- RECORDS SHOWN:
+++

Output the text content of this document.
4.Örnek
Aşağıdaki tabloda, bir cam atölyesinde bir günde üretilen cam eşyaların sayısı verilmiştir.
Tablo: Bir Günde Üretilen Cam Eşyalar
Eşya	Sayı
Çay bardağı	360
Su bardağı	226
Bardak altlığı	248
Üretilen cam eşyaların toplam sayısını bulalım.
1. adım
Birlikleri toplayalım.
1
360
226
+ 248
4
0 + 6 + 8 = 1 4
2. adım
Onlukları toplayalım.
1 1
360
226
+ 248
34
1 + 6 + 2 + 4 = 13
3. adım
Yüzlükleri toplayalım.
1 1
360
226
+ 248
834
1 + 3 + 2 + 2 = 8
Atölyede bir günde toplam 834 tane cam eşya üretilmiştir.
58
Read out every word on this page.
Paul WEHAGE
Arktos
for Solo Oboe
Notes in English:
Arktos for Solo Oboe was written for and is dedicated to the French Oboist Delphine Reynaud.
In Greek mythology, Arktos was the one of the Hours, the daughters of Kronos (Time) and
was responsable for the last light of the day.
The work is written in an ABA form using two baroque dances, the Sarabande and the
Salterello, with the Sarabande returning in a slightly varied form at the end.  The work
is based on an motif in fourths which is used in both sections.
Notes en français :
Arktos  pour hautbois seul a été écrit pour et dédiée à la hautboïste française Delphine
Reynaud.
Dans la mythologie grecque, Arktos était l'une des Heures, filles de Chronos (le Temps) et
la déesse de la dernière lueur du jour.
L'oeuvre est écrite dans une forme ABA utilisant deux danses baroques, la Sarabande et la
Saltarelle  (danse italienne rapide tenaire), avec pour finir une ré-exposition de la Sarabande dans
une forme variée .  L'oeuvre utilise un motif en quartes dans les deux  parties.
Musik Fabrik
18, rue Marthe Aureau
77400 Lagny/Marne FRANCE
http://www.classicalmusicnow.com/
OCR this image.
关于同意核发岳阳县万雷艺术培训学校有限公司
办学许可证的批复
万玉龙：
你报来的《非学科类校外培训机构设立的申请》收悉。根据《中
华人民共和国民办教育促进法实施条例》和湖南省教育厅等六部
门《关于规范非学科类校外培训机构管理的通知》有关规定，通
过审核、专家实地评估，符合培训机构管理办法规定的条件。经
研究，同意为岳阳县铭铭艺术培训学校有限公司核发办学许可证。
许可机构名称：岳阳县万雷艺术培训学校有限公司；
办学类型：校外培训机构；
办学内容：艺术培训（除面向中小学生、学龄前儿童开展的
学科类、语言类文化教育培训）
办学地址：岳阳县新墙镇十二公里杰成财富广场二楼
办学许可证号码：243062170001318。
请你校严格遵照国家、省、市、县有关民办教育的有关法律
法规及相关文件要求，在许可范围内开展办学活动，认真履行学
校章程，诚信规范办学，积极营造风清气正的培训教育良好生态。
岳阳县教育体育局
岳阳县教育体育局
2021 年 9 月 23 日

+++

Quote exactly and only the lines from the one holding "OCR this image." through the end of the data.

OCR this image.
关于同意核发岳阳县万雷艺术培训学校有限公司
办学许可证的批复
万玉龙：
你报来的《非学科类校外培训机构设立的申请》收悉。根据《中
华人民共和国民办教育促进法实施条例》和湖南省教育厅等六部
门《关于规范非学科类校外培训机构管理的通知》有关规定，通
过审核、专家实地评估，符合培训机构管理办法规定的条件。经
研究，同意为岳阳县铭铭艺术培训学校有限公司核发办学许可证。
许可机构名称：岳阳县万雷艺术培训学校有限公司；
办学类型：校外培训机构；
办学内容：艺术培训（除面向中小学生、学龄前儿童开展的
学科类、语言类文化教育培训）
办学地址：岳阳县新墙镇十二公里杰成财富广场二楼
办学许可证号码：243062170001318。
请你校严格遵照国家、省、市、县有关民办教育的有关法律
法规及相关文件要求，在许可范围内开展办学活动，认真履行学
校章程，诚信规范办学，积极营造风清气正的培训教育良好生态。
岳阳县教育体育局
岳阳县教育体育局
2021 年 9 月 23 日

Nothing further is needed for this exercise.